Aim of the task
Omit every image, and transcribe the remaining entries exactly as given.

* Start Supplied records *

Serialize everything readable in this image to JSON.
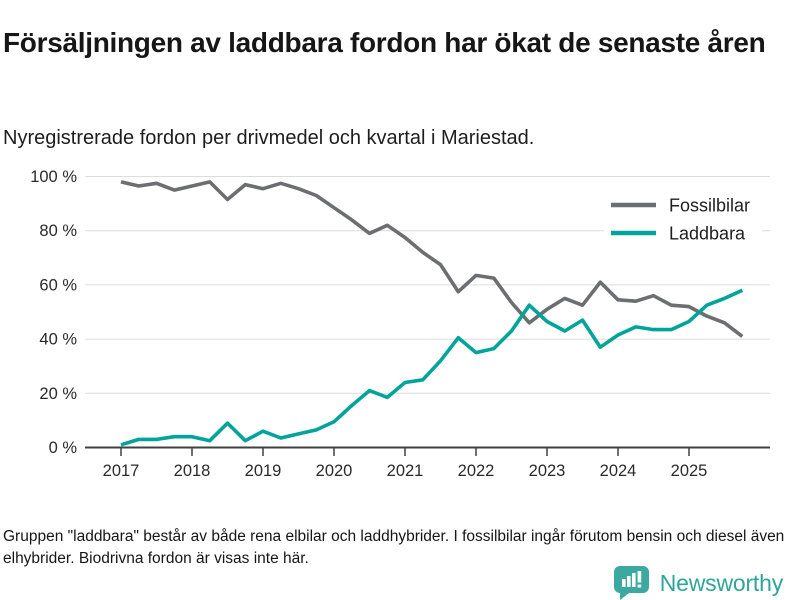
{
  "header": {
    "title": "Försäljningen av laddbara fordon har ökat de senaste åren",
    "subtitle": "Nyregistrerade fordon per drivmedel och kvartal i Mariestad."
  },
  "chart_data": {
    "type": "line",
    "unit": "%",
    "categories": [
      "2017 Q1",
      "2017 Q2",
      "2017 Q3",
      "2017 Q4",
      "2018 Q1",
      "2018 Q2",
      "2018 Q3",
      "2018 Q4",
      "2019 Q1",
      "2019 Q2",
      "2019 Q3",
      "2019 Q4",
      "2020 Q1",
      "2020 Q2",
      "2020 Q3",
      "2020 Q4",
      "2021 Q1",
      "2021 Q2",
      "2021 Q3",
      "2021 Q4",
      "2022 Q1",
      "2022 Q2",
      "2022 Q3",
      "2022 Q4",
      "2023 Q1",
      "2023 Q2",
      "2023 Q3",
      "2023 Q4",
      "2024 Q1",
      "2024 Q2",
      "2024 Q3",
      "2024 Q4",
      "2025 Q1",
      "2025 Q2",
      "2025 Q3",
      "2025 Q4"
    ],
    "series": [
      {
        "name": "Fossilbilar",
        "color": "#6d6e71",
        "values": [
          98,
          96.5,
          97.5,
          95,
          96.5,
          98,
          91.5,
          97,
          95.5,
          97.5,
          95.5,
          93,
          88.5,
          84,
          79,
          82,
          77.5,
          72,
          67.5,
          57.5,
          63.5,
          62.5,
          53.5,
          46,
          51,
          55,
          52.5,
          61,
          54.5,
          54,
          56,
          52.5,
          52,
          48.5,
          46,
          41
        ]
      },
      {
        "name": "Laddbara",
        "color": "#00a49a",
        "values": [
          1,
          3,
          3,
          4,
          4,
          2.5,
          9,
          2.5,
          6,
          3.5,
          5,
          6.5,
          9.5,
          15.5,
          21,
          18.5,
          24,
          25,
          32,
          40.5,
          35,
          36.5,
          43,
          52.5,
          46.5,
          43,
          47,
          37,
          41.5,
          44.5,
          43.5,
          43.5,
          46.5,
          52.5,
          55,
          58
        ]
      }
    ],
    "x_tick_labels": [
      "2017",
      "2018",
      "2019",
      "2020",
      "2021",
      "2022",
      "2023",
      "2024",
      "2025"
    ],
    "y_ticks": [
      0,
      20,
      40,
      60,
      80,
      100
    ],
    "y_tick_suffix": " %",
    "ylim": [
      0,
      100
    ],
    "grid": "horizontal",
    "legend_position": "top-right"
  },
  "footer": {
    "note": "Gruppen \"laddbara\" består av både rena elbilar och laddhybrider. I fossilbilar ingår förutom bensin och diesel även elhybrider. Biodrivna fordon är visas inte här."
  },
  "branding": {
    "name": "Newsworthy",
    "logo_icon": "bar-chart-speech-bubble-icon",
    "logo_color": "#3ba99f",
    "text_color": "#2ea59b"
  }
}
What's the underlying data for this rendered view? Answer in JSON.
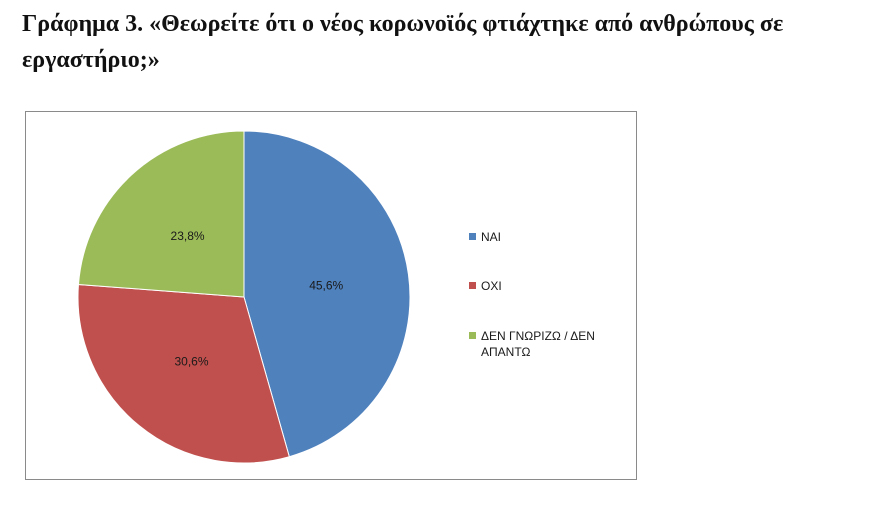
{
  "title": "Γράφημα 3. «Θεωρείτε ότι ο νέος κορωνοϊός φτιάχτηκε από ανθρώπους σε εργαστήριο;»",
  "chart_data": {
    "type": "pie",
    "categories": [
      "ΝΑΙ",
      "ΟΧΙ",
      "ΔΕΝ ΓΝΩΡΙΖΩ / ΔΕΝ ΑΠΑΝΤΩ"
    ],
    "values": [
      45.6,
      30.6,
      23.8
    ],
    "data_labels": [
      "45,6%",
      "30,6%",
      "23,8%"
    ],
    "colors": [
      "#4F81BD",
      "#C0504D",
      "#9BBB59"
    ],
    "legend_lines": [
      [
        "ΝΑΙ"
      ],
      [
        "ΟΧΙ"
      ],
      [
        "ΔΕΝ ΓΝΩΡΙΖΩ / ΔΕΝ",
        "ΑΠΑΝΤΩ"
      ]
    ],
    "legend_position": "right",
    "start_angle": "top",
    "direction": "clockwise"
  }
}
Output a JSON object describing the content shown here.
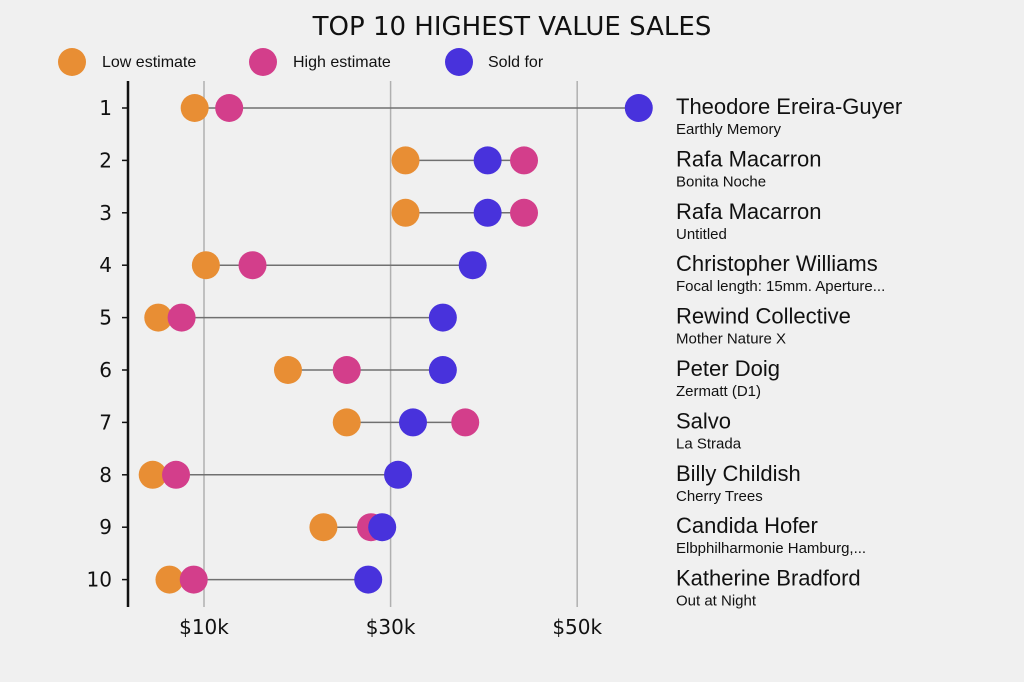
{
  "chart_data": {
    "type": "dumbbell",
    "title": "TOP 10 HIGHEST VALUE SALES",
    "xlabel": "",
    "ylabel": "",
    "xlim": [
      0,
      57
    ],
    "x_units": "thousands USD",
    "xticks": [
      10,
      30,
      50
    ],
    "xtick_labels": [
      "$10k",
      "$30k",
      "$50k"
    ],
    "grid": "vertical",
    "legend_position": "top-left",
    "legend": [
      {
        "key": "low",
        "label": "Low estimate",
        "color": "#E88E34"
      },
      {
        "key": "high",
        "label": "High estimate",
        "color": "#D33E8B"
      },
      {
        "key": "sold",
        "label": "Sold for",
        "color": "#4832DC"
      }
    ],
    "categories": [
      "1",
      "2",
      "3",
      "4",
      "5",
      "6",
      "7",
      "8",
      "9",
      "10"
    ],
    "rows": [
      {
        "rank": "1",
        "artist": "Theodore Ereira-Guyer",
        "work": "Earthly Memory",
        "low": 9,
        "high": 12.7,
        "sold": 56.6
      },
      {
        "rank": "2",
        "artist": "Rafa Macarron",
        "work": "Bonita Noche",
        "low": 31.6,
        "high": 44.3,
        "sold": 40.4
      },
      {
        "rank": "3",
        "artist": "Rafa Macarron",
        "work": "Untitled",
        "low": 31.6,
        "high": 44.3,
        "sold": 40.4
      },
      {
        "rank": "4",
        "artist": "Christopher Williams",
        "work": "Focal length: 15mm. Aperture...",
        "low": 10.2,
        "high": 15.2,
        "sold": 38.8
      },
      {
        "rank": "5",
        "artist": "Rewind Collective",
        "work": "Mother Nature X",
        "low": 5.1,
        "high": 7.6,
        "sold": 35.6
      },
      {
        "rank": "6",
        "artist": "Peter Doig",
        "work": "Zermatt (D1)",
        "low": 19.0,
        "high": 25.3,
        "sold": 35.6
      },
      {
        "rank": "7",
        "artist": "Salvo",
        "work": "La Strada",
        "low": 25.3,
        "high": 38.0,
        "sold": 32.4
      },
      {
        "rank": "8",
        "artist": "Billy Childish",
        "work": "Cherry Trees",
        "low": 4.5,
        "high": 7.0,
        "sold": 30.8
      },
      {
        "rank": "9",
        "artist": "Candida Hofer",
        "work": "Elbphilharmonie Hamburg,...",
        "low": 22.8,
        "high": 27.9,
        "sold": 29.1
      },
      {
        "rank": "10",
        "artist": "Katherine Bradford",
        "work": "Out at Night",
        "low": 6.3,
        "high": 8.9,
        "sold": 27.6
      }
    ]
  }
}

* End Supplied records *

Task answer
Serialize everything readable in this image to JSON.
{
  "header": {
    "title": "Försäljningen av laddbara fordon har ökat de senaste åren",
    "subtitle": "Nyregistrerade fordon per drivmedel och kvartal i Mariestad."
  },
  "chart_data": {
    "type": "line",
    "unit": "%",
    "categories": [
      "2017 Q1",
      "2017 Q2",
      "2017 Q3",
      "2017 Q4",
      "2018 Q1",
      "2018 Q2",
      "2018 Q3",
      "2018 Q4",
      "2019 Q1",
      "2019 Q2",
      "2019 Q3",
      "2019 Q4",
      "2020 Q1",
      "2020 Q2",
      "2020 Q3",
      "2020 Q4",
      "2021 Q1",
      "2021 Q2",
      "2021 Q3",
      "2021 Q4",
      "2022 Q1",
      "2022 Q2",
      "2022 Q3",
      "2022 Q4",
      "2023 Q1",
      "2023 Q2",
      "2023 Q3",
      "2023 Q4",
      "2024 Q1",
      "2024 Q2",
      "2024 Q3",
      "2024 Q4",
      "2025 Q1",
      "2025 Q2",
      "2025 Q3",
      "2025 Q4"
    ],
    "series": [
      {
        "name": "Fossilbilar",
        "color": "#6d6e71",
        "values": [
          98,
          96.5,
          97.5,
          95,
          96.5,
          98,
          91.5,
          97,
          95.5,
          97.5,
          95.5,
          93,
          88.5,
          84,
          79,
          82,
          77.5,
          72,
          67.5,
          57.5,
          63.5,
          62.5,
          53.5,
          46,
          51,
          55,
          52.5,
          61,
          54.5,
          54,
          56,
          52.5,
          52,
          48.5,
          46,
          41
        ]
      },
      {
        "name": "Laddbara",
        "color": "#00a49a",
        "values": [
          1,
          3,
          3,
          4,
          4,
          2.5,
          9,
          2.5,
          6,
          3.5,
          5,
          6.5,
          9.5,
          15.5,
          21,
          18.5,
          24,
          25,
          32,
          40.5,
          35,
          36.5,
          43,
          52.5,
          46.5,
          43,
          47,
          37,
          41.5,
          44.5,
          43.5,
          43.5,
          46.5,
          52.5,
          55,
          58
        ]
      }
    ],
    "x_tick_labels": [
      "2017",
      "2018",
      "2019",
      "2020",
      "2021",
      "2022",
      "2023",
      "2024",
      "2025"
    ],
    "y_ticks": [
      0,
      20,
      40,
      60,
      80,
      100
    ],
    "y_tick_suffix": " %",
    "ylim": [
      0,
      100
    ],
    "grid": "horizontal",
    "legend_position": "top-right"
  },
  "footer": {
    "note": "Gruppen \"laddbara\" består av både rena elbilar och laddhybrider. I fossilbilar ingår förutom bensin och diesel även elhybrider. Biodrivna fordon är visas inte här."
  },
  "branding": {
    "name": "Newsworthy",
    "logo_icon": "bar-chart-speech-bubble-icon",
    "logo_color": "#3ba99f",
    "text_color": "#2ea59b"
  }
}
What's the underlying data for this rendered view? Answer in JSON.
{
  "title": "Γράφημα 3. «Θεωρείτε ότι ο νέος κορωνοϊός φτιάχτηκε από ανθρώπους σε εργαστήριο;»",
  "chart_data": {
    "type": "pie",
    "categories": [
      "ΝΑΙ",
      "ΟΧΙ",
      "ΔΕΝ ΓΝΩΡΙΖΩ / ΔΕΝ ΑΠΑΝΤΩ"
    ],
    "values": [
      45.6,
      30.6,
      23.8
    ],
    "data_labels": [
      "45,6%",
      "30,6%",
      "23,8%"
    ],
    "colors": [
      "#4F81BD",
      "#C0504D",
      "#9BBB59"
    ],
    "legend_lines": [
      [
        "ΝΑΙ"
      ],
      [
        "ΟΧΙ"
      ],
      [
        "ΔΕΝ ΓΝΩΡΙΖΩ / ΔΕΝ",
        "ΑΠΑΝΤΩ"
      ]
    ],
    "legend_position": "right",
    "start_angle": "top",
    "direction": "clockwise"
  }
}
Output a JSON object describing the content shown here.
{
  "chart_data": {
    "type": "dumbbell",
    "title": "TOP 10 HIGHEST VALUE SALES",
    "xlabel": "",
    "ylabel": "",
    "xlim": [
      0,
      57
    ],
    "x_units": "thousands USD",
    "xticks": [
      10,
      30,
      50
    ],
    "xtick_labels": [
      "$10k",
      "$30k",
      "$50k"
    ],
    "grid": "vertical",
    "legend_position": "top-left",
    "legend": [
      {
        "key": "low",
        "label": "Low estimate",
        "color": "#E88E34"
      },
      {
        "key": "high",
        "label": "High estimate",
        "color": "#D33E8B"
      },
      {
        "key": "sold",
        "label": "Sold for",
        "color": "#4832DC"
      }
    ],
    "categories": [
      "1",
      "2",
      "3",
      "4",
      "5",
      "6",
      "7",
      "8",
      "9",
      "10"
    ],
    "rows": [
      {
        "rank": "1",
        "artist": "Theodore Ereira-Guyer",
        "work": "Earthly Memory",
        "low": 9,
        "high": 12.7,
        "sold": 56.6
      },
      {
        "rank": "2",
        "artist": "Rafa Macarron",
        "work": "Bonita Noche",
        "low": 31.6,
        "high": 44.3,
        "sold": 40.4
      },
      {
        "rank": "3",
        "artist": "Rafa Macarron",
        "work": "Untitled",
        "low": 31.6,
        "high": 44.3,
        "sold": 40.4
      },
      {
        "rank": "4",
        "artist": "Christopher Williams",
        "work": "Focal length: 15mm. Aperture...",
        "low": 10.2,
        "high": 15.2,
        "sold": 38.8
      },
      {
        "rank": "5",
        "artist": "Rewind Collective",
        "work": "Mother Nature X",
        "low": 5.1,
        "high": 7.6,
        "sold": 35.6
      },
      {
        "rank": "6",
        "artist": "Peter Doig",
        "work": "Zermatt (D1)",
        "low": 19.0,
        "high": 25.3,
        "sold": 35.6
      },
      {
        "rank": "7",
        "artist": "Salvo",
        "work": "La Strada",
        "low": 25.3,
        "high": 38.0,
        "sold": 32.4
      },
      {
        "rank": "8",
        "artist": "Billy Childish",
        "work": "Cherry Trees",
        "low": 4.5,
        "high": 7.0,
        "sold": 30.8
      },
      {
        "rank": "9",
        "artist": "Candida Hofer",
        "work": "Elbphilharmonie Hamburg,...",
        "low": 22.8,
        "high": 27.9,
        "sold": 29.1
      },
      {
        "rank": "10",
        "artist": "Katherine Bradford",
        "work": "Out at Night",
        "low": 6.3,
        "high": 8.9,
        "sold": 27.6
      }
    ]
  }
}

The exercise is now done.